→ **WHAT IS EXPECTED**
Could you switch every "Adicionar instrução" in these rows to "Nova instrução" and write all the rows out again with nothing else changed, leaving the pictures out?

════════════════════

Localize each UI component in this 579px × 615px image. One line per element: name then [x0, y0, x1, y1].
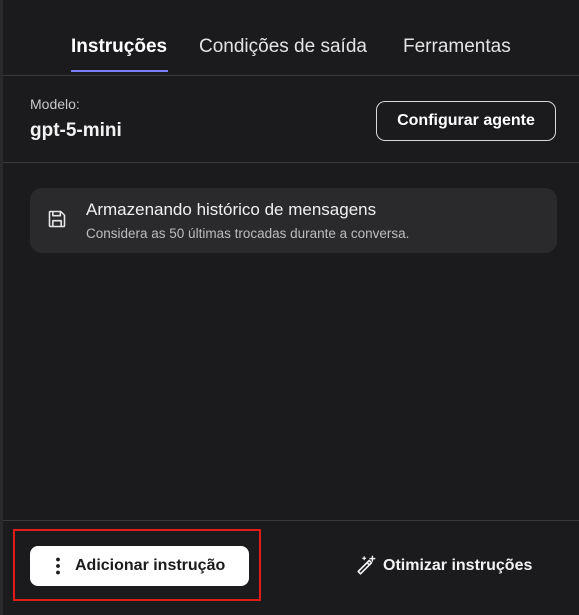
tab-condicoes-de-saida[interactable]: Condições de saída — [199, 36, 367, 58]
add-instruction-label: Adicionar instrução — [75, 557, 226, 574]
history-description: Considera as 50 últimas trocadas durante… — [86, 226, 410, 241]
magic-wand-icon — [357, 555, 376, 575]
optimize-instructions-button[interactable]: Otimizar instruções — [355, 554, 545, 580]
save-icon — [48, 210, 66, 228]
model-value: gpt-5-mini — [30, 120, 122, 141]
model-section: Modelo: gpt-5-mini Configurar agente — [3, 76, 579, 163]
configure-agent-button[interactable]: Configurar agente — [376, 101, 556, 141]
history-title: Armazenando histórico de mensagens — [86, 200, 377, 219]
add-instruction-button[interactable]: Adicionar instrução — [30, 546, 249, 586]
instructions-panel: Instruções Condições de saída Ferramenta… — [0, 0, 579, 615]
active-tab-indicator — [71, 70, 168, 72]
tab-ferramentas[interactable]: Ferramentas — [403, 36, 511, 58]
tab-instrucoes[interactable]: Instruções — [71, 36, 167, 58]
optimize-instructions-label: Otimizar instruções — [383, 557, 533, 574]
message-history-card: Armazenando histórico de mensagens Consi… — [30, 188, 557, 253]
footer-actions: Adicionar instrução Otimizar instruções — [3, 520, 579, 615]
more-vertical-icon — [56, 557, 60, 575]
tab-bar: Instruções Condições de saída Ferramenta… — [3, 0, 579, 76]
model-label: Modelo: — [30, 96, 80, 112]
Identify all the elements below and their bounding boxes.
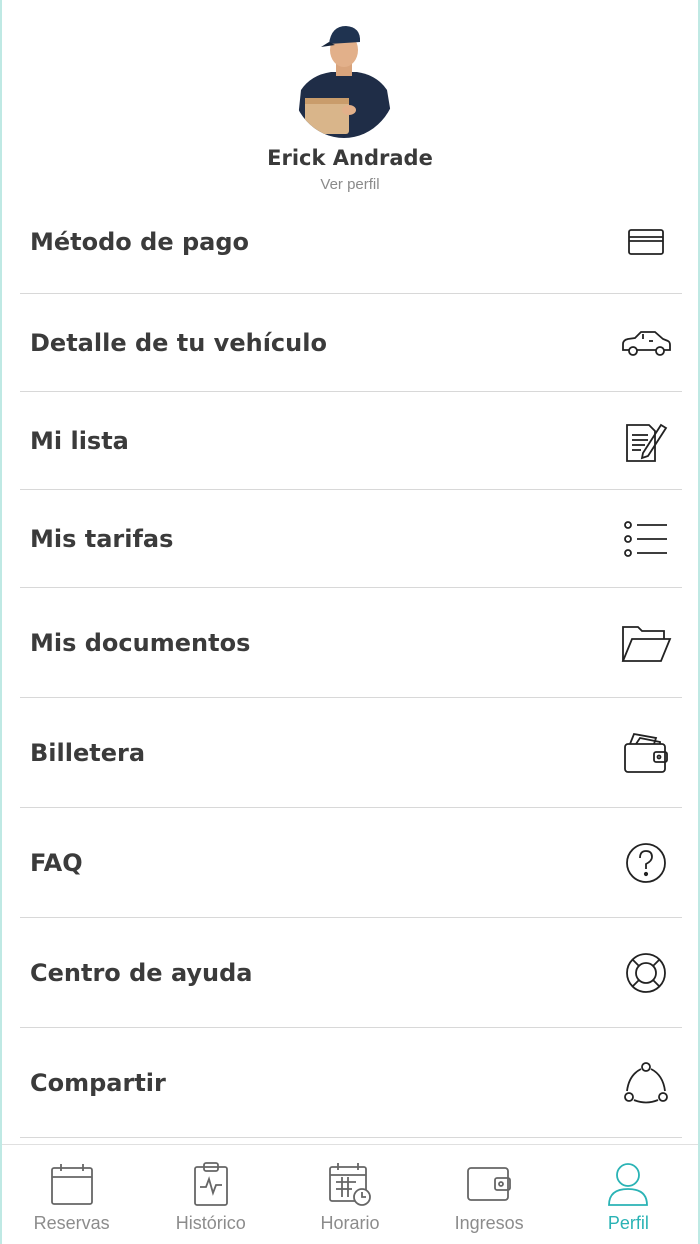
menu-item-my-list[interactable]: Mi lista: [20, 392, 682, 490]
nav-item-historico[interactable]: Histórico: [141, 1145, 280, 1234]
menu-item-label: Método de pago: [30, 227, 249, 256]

════════════════════

→ **COMPLETED TASK**
Localize each UI component in this 579px × 615px image. One line per element: name then [x0, y0, x1, y1].
tab-condicoes-de-saida[interactable]: Condições de saída — [199, 36, 367, 58]
add-instruction-label: Nova instrução — [75, 557, 226, 574]
history-description: Considera as 50 últimas trocadas durante… — [86, 226, 410, 241]
magic-wand-icon — [357, 555, 376, 575]
optimize-instructions-button[interactable]: Otimizar instruções — [355, 554, 545, 580]
save-icon — [48, 210, 66, 228]
model-value: gpt-5-mini — [30, 120, 122, 141]
model-section: Modelo: gpt-5-mini Configurar agente — [3, 76, 579, 163]
configure-agent-button[interactable]: Configurar agente — [376, 101, 556, 141]
history-title: Armazenando histórico de mensagens — [86, 200, 377, 219]
add-instruction-button[interactable]: Nova instrução — [30, 546, 249, 586]
instructions-panel: Instruções Condições de saída Ferramenta… — [0, 0, 579, 615]
active-tab-indicator — [71, 70, 168, 72]
tab-ferramentas[interactable]: Ferramentas — [403, 36, 511, 58]
tab-instrucoes[interactable]: Instruções — [71, 36, 167, 58]
optimize-instructions-label: Otimizar instruções — [383, 557, 533, 574]
message-history-card: Armazenando histórico de mensagens Consi… — [30, 188, 557, 253]
footer-actions: Nova instrução Otimizar instruções — [3, 520, 579, 615]
more-vertical-icon — [56, 557, 60, 575]
tab-bar: Instruções Condições de saída Ferramenta… — [3, 0, 579, 76]
model-label: Modelo: — [30, 96, 80, 112]
Identify all the elements below and their bounding boxes.
menu-item-my-list[interactable]: Mi lista: [20, 392, 682, 490]
nav-item-historico[interactable]: Histórico: [141, 1145, 280, 1234]
menu-item-label: Método de pago: [30, 227, 249, 256]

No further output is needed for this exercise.